▶ _STATED EXERCISE_
Copy each line that contains the word "screenshot".

Figure data in JSON:
* * * * *
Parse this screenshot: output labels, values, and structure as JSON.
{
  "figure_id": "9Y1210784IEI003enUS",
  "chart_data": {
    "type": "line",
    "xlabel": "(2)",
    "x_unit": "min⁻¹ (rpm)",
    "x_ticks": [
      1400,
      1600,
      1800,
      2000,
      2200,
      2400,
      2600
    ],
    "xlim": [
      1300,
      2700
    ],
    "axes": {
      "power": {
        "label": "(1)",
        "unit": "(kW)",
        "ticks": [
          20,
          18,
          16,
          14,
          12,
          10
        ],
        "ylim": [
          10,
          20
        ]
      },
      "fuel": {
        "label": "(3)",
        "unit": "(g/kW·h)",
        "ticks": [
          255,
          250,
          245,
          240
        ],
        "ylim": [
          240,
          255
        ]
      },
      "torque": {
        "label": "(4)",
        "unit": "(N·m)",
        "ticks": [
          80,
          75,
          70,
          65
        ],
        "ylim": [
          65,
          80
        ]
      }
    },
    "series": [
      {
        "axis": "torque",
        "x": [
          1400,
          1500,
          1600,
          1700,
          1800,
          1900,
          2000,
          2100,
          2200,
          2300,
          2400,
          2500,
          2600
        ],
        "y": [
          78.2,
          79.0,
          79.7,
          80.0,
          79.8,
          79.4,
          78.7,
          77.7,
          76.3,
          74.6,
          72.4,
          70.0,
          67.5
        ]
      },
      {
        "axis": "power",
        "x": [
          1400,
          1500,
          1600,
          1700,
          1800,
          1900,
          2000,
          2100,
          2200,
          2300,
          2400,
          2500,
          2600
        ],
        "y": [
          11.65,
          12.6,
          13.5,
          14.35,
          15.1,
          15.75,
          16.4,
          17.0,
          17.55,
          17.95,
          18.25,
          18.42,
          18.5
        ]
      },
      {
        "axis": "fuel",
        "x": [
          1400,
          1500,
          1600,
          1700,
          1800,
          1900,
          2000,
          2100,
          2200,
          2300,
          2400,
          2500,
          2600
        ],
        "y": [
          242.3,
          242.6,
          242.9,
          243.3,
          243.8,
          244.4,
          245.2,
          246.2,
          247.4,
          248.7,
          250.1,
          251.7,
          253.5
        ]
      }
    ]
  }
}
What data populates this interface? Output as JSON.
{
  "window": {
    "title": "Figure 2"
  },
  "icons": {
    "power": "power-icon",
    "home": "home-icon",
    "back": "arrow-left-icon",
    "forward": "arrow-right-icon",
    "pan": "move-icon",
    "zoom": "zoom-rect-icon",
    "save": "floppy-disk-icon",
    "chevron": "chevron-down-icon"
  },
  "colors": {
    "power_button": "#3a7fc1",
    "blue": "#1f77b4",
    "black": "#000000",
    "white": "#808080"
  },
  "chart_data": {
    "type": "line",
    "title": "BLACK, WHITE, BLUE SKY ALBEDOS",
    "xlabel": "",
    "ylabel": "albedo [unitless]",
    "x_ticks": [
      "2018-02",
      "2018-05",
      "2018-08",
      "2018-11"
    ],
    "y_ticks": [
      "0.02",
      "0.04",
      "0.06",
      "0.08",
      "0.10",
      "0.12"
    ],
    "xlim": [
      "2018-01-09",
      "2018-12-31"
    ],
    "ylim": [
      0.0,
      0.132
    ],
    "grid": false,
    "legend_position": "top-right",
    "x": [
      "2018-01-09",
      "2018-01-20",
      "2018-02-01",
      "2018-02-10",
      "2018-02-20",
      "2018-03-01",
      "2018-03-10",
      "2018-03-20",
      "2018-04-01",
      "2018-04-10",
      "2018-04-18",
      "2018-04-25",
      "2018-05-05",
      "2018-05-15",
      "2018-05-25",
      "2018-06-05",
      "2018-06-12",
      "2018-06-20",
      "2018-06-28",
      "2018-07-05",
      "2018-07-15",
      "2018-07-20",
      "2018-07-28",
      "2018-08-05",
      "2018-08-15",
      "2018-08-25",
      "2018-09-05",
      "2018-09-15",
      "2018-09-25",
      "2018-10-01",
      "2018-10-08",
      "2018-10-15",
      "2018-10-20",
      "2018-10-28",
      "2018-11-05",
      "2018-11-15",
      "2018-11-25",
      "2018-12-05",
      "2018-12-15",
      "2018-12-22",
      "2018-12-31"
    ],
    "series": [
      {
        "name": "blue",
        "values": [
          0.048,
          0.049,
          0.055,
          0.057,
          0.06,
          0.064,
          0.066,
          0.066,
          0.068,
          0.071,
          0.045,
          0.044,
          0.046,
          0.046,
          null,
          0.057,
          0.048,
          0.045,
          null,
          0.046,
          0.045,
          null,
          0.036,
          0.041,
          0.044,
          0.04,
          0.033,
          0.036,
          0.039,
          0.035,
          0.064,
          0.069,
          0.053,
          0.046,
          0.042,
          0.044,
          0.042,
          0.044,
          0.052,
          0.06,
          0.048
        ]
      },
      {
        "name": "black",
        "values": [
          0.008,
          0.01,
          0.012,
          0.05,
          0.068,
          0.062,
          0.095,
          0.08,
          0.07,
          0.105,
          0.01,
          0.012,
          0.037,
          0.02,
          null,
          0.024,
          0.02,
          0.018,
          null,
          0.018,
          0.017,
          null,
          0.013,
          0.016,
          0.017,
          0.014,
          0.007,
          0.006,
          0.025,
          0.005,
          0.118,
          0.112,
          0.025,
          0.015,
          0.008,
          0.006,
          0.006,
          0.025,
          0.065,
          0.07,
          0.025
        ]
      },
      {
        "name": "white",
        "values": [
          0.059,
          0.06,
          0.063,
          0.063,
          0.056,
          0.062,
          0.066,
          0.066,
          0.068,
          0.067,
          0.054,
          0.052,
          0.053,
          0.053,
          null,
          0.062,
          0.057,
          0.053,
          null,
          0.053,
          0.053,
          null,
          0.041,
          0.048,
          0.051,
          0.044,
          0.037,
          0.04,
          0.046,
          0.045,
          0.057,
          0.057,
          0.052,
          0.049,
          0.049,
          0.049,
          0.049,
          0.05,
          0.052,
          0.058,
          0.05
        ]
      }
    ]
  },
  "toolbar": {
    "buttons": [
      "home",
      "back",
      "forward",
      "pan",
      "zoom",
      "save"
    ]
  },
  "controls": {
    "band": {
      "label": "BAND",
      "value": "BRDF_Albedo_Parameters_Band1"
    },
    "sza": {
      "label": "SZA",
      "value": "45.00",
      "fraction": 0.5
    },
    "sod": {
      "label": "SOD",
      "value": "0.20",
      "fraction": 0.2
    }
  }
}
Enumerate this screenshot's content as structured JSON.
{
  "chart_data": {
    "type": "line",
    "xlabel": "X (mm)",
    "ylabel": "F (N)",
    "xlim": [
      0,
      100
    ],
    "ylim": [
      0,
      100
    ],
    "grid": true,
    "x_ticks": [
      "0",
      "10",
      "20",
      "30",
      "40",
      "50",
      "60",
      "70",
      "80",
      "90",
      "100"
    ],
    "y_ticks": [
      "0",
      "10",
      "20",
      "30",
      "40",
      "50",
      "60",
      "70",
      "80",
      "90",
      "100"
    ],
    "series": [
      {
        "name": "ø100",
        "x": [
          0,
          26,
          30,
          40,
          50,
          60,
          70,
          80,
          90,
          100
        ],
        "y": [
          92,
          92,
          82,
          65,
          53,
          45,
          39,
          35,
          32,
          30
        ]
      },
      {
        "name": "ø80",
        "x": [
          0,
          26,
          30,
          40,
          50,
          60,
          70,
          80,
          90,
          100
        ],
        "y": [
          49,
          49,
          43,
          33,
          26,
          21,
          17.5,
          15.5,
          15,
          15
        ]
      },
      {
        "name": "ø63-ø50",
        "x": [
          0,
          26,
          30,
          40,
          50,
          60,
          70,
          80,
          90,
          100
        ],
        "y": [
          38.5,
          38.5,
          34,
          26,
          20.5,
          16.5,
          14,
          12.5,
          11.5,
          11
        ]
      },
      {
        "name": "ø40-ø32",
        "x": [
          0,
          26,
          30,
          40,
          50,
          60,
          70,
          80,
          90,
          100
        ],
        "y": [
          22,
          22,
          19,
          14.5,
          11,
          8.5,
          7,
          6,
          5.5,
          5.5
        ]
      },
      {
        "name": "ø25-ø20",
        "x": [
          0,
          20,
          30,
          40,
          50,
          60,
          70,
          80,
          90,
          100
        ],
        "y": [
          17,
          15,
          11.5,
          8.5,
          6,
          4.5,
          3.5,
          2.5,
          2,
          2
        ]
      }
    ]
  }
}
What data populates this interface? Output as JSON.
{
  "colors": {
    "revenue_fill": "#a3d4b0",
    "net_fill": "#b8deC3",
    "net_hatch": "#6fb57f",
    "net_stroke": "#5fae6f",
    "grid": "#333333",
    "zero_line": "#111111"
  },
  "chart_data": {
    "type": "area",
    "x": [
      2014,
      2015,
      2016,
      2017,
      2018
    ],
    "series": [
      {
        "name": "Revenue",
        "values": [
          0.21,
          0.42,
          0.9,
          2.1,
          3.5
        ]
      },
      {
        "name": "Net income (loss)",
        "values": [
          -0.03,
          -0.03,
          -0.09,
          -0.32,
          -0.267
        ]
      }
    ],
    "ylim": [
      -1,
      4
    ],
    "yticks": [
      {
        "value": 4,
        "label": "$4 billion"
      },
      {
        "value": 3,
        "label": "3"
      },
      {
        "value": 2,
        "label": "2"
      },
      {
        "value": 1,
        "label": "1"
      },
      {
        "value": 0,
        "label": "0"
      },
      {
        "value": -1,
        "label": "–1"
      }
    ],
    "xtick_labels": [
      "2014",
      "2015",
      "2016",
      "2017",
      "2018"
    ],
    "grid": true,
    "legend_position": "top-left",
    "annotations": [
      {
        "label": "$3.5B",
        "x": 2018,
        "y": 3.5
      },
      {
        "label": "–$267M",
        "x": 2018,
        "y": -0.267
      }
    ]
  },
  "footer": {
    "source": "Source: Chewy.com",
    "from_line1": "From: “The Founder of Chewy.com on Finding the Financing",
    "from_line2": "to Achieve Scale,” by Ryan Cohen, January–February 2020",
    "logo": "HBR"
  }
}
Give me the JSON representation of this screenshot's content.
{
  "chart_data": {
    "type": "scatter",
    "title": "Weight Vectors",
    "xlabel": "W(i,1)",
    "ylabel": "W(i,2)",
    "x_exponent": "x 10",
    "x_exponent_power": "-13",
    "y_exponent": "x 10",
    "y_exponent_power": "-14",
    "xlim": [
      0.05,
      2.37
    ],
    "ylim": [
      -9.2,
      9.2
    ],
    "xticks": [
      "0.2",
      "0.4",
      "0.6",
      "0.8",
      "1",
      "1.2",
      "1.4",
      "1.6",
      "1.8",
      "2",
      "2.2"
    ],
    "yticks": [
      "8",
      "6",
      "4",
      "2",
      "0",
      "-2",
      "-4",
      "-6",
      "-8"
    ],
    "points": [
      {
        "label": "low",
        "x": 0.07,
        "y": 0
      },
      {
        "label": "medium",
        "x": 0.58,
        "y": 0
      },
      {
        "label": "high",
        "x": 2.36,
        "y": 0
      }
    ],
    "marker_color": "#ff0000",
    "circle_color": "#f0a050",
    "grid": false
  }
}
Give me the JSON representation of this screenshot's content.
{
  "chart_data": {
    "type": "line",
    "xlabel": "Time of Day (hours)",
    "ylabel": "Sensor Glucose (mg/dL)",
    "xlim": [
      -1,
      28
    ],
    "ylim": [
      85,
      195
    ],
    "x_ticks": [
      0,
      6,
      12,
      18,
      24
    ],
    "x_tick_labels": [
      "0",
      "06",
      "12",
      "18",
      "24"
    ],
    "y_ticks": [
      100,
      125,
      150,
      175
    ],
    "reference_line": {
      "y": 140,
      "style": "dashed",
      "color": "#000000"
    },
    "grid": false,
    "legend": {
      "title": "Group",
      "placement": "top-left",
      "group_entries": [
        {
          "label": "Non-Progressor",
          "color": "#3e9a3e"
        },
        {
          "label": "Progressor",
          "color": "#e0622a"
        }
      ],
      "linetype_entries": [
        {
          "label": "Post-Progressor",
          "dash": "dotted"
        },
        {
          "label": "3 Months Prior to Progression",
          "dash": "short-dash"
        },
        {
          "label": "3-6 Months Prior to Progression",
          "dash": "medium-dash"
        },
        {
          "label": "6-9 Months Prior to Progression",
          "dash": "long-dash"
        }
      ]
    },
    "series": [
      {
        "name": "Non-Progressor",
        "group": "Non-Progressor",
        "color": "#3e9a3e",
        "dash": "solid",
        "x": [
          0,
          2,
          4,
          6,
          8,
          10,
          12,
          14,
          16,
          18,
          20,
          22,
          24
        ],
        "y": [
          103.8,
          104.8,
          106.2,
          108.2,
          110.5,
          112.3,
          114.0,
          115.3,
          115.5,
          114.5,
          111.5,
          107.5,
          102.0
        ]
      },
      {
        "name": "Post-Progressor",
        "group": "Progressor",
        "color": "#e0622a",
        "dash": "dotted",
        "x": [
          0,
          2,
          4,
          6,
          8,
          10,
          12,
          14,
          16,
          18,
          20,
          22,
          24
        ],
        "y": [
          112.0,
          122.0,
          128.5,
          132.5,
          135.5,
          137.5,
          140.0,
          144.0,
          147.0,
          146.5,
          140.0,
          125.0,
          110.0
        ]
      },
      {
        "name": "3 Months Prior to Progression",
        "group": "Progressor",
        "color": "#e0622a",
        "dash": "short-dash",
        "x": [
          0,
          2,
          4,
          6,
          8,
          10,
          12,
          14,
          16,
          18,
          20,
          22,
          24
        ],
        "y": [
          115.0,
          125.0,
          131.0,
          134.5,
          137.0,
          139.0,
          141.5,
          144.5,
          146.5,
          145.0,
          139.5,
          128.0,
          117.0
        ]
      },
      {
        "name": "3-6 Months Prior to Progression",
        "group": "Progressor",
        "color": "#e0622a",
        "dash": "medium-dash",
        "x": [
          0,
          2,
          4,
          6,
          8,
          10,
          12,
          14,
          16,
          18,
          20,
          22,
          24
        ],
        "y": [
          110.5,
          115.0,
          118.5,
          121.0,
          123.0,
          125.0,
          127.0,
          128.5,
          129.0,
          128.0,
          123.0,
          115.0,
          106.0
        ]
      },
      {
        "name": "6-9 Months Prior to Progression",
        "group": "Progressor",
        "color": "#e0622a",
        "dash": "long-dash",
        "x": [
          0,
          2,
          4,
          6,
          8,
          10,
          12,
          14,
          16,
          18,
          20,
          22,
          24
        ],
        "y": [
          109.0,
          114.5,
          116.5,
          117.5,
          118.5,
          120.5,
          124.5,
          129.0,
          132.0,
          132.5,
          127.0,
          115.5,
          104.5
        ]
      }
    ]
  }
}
* * * * *
▶ _SOLUTION TO THIS PROBLEM_
Parse this screenshot: output labels, values, and structure as JSON.
Enumerate this screenshot's content as structured JSON.
Give me the JSON representation of this screenshot's content.
Give me the JSON representation of this screenshot's content.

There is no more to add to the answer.